RECORDS SHOWN
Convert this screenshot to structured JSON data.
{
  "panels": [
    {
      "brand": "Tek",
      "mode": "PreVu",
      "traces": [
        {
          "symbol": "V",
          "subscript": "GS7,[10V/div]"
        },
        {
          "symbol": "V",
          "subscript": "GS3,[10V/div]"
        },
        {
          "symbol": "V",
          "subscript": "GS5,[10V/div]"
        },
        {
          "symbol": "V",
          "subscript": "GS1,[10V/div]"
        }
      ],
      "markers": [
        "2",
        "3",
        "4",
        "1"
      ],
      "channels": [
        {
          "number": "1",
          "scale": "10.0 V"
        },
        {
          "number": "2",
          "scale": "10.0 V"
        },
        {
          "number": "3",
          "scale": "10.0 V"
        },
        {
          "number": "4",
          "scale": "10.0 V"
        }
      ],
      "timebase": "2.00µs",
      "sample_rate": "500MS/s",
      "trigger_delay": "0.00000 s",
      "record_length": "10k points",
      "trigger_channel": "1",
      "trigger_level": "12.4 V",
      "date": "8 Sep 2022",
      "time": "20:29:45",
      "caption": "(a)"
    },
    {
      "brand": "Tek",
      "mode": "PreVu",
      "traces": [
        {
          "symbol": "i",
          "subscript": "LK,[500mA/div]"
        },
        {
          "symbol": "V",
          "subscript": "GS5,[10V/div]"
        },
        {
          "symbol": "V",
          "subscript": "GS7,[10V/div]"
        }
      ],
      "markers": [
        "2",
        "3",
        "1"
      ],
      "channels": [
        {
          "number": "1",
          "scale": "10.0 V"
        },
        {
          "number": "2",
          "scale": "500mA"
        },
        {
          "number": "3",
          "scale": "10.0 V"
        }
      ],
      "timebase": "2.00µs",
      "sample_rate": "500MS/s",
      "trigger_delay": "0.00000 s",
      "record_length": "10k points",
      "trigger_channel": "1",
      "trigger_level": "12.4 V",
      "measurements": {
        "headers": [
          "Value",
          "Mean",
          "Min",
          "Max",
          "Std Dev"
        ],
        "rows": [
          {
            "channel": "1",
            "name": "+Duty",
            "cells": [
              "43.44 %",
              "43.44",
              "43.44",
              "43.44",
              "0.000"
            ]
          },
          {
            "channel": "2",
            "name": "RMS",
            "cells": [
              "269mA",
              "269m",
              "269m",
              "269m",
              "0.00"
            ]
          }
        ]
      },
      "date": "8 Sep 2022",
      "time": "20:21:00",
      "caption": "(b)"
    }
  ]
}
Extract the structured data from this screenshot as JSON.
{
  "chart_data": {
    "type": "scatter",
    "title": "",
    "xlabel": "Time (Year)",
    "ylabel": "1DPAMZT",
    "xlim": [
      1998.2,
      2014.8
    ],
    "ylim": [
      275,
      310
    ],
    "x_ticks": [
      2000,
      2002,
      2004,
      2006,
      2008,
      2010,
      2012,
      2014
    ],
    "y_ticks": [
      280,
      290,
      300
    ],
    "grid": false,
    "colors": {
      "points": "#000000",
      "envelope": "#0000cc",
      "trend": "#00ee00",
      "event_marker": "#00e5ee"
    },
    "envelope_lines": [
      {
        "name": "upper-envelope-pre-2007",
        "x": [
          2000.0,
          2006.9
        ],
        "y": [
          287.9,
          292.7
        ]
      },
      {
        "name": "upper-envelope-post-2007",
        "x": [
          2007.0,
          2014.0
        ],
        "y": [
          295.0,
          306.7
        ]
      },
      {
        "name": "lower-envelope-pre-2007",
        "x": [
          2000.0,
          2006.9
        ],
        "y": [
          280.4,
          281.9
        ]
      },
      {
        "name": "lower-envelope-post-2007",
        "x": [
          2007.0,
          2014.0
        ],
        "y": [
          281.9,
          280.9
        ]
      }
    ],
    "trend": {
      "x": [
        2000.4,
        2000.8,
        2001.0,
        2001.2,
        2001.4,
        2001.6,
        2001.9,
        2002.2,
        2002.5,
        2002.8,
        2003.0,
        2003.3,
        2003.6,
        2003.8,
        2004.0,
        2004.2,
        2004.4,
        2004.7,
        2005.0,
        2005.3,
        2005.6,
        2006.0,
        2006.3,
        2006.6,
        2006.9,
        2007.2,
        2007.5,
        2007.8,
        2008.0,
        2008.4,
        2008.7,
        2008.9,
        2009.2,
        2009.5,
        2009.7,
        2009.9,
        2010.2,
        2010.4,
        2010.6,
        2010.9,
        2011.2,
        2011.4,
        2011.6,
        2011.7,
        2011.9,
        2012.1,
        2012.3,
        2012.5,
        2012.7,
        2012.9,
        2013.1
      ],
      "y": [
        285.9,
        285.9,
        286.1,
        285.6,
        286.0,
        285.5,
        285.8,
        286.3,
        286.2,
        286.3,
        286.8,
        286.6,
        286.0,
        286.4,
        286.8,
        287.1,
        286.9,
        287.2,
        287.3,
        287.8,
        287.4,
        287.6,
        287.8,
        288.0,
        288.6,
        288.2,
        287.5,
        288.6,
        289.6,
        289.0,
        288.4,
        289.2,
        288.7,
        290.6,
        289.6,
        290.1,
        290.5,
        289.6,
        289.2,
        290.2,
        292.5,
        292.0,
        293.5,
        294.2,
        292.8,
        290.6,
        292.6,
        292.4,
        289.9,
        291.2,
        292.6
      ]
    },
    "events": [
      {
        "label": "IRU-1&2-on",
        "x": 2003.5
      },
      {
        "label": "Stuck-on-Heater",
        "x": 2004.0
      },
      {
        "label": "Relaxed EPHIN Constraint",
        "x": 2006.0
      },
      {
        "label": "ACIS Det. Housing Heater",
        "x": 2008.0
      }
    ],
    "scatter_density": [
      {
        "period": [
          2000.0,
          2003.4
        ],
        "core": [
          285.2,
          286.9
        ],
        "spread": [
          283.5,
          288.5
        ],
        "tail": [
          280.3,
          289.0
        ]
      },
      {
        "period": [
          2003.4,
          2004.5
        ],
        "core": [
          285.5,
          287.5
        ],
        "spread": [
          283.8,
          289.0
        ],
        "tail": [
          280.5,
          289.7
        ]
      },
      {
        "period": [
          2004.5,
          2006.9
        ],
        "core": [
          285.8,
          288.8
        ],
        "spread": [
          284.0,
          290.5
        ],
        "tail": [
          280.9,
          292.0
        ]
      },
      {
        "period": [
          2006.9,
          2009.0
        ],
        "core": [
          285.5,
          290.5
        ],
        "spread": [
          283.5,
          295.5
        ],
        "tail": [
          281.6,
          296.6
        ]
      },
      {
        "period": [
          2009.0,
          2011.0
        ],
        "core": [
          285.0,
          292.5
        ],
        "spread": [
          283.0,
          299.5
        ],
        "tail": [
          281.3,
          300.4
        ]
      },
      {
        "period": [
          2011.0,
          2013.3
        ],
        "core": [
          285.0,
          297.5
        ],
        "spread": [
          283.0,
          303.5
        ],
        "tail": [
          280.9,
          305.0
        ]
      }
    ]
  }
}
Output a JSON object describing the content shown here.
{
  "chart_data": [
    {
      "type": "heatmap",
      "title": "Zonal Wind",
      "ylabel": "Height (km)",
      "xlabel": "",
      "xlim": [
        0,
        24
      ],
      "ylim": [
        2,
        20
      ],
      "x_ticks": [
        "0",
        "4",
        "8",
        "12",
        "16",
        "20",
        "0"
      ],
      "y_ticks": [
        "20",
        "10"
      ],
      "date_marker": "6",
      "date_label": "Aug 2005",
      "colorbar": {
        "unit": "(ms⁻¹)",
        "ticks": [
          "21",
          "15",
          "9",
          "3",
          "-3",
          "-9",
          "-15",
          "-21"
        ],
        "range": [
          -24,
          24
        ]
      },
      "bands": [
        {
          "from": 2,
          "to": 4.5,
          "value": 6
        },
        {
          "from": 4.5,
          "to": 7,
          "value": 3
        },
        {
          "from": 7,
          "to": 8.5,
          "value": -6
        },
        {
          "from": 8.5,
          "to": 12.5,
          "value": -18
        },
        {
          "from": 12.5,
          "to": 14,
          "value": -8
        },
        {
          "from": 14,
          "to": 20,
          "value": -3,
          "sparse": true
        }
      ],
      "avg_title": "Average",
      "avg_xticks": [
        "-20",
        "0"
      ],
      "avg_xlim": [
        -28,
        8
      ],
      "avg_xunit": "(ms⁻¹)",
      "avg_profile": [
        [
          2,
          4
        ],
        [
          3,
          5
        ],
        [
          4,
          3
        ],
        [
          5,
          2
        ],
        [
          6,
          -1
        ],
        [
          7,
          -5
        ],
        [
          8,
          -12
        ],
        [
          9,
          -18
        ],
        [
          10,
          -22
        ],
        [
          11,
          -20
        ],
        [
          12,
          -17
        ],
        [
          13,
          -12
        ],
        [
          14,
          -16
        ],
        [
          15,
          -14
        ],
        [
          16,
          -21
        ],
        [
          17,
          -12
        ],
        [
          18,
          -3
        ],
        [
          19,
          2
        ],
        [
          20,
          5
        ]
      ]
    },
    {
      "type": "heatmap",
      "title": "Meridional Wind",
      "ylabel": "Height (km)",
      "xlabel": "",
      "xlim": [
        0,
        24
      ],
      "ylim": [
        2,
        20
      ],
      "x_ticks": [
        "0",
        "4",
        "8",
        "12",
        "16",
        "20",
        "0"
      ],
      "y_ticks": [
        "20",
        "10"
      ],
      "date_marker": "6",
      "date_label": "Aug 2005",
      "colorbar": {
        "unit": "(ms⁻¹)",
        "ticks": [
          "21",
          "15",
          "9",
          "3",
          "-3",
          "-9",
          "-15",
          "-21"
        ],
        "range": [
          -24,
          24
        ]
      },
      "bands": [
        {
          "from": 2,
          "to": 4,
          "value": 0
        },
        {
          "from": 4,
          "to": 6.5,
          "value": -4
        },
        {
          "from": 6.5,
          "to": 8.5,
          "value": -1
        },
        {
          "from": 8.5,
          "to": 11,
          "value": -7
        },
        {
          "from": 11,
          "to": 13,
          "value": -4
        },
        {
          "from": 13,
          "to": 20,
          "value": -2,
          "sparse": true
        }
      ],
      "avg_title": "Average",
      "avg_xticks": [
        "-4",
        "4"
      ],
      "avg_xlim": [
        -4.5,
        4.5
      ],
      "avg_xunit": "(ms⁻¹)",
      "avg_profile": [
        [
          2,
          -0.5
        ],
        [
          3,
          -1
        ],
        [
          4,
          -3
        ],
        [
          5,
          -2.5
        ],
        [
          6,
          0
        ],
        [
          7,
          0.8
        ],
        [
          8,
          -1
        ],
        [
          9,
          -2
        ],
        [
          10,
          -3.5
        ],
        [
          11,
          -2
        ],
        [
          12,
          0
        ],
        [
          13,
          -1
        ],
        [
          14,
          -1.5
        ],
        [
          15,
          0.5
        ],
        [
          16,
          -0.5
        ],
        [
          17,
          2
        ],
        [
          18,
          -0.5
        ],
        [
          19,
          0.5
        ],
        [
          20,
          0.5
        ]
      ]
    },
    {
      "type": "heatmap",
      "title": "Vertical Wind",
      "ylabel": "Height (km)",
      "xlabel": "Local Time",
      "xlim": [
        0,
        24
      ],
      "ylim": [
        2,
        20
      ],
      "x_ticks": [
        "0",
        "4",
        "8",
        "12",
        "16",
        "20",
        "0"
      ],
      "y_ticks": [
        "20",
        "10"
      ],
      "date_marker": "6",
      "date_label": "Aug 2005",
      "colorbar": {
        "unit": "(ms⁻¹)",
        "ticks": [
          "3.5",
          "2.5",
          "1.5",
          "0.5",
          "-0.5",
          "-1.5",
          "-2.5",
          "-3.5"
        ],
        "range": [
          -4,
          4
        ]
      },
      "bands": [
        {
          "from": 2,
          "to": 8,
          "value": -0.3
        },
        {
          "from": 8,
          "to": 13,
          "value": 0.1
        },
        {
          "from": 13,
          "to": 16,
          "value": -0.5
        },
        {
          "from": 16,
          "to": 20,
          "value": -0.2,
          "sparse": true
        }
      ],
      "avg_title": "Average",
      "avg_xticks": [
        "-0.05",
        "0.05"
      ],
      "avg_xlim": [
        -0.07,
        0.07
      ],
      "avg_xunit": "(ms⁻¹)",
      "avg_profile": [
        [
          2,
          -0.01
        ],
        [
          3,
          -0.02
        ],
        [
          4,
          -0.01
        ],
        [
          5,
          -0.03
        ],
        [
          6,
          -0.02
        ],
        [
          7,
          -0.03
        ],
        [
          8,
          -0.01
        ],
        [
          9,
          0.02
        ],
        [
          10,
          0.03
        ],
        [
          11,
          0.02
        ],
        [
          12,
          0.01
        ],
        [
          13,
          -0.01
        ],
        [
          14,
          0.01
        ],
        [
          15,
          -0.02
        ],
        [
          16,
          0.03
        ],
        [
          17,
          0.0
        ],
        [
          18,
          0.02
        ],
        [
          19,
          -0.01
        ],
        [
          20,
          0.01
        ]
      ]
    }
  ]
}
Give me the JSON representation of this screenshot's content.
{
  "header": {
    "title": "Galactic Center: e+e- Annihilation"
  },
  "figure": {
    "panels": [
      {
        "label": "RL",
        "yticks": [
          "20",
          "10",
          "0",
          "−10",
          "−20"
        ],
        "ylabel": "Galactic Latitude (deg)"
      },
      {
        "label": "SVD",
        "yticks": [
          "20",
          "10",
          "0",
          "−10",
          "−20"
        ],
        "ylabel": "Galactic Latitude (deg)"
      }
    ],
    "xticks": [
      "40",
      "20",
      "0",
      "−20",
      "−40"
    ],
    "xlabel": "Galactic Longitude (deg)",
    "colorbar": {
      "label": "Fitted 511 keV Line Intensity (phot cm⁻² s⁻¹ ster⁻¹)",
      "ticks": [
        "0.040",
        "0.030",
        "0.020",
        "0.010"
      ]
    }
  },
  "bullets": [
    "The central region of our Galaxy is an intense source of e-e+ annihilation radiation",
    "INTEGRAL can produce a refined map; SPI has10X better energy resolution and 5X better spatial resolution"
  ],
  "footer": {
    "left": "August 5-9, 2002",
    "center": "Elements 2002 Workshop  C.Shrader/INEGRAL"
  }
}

STATED GOAL
Determine how many lines of the entries above carry the string "lower", and give that number alone.

WRITTEN RESPONSE
2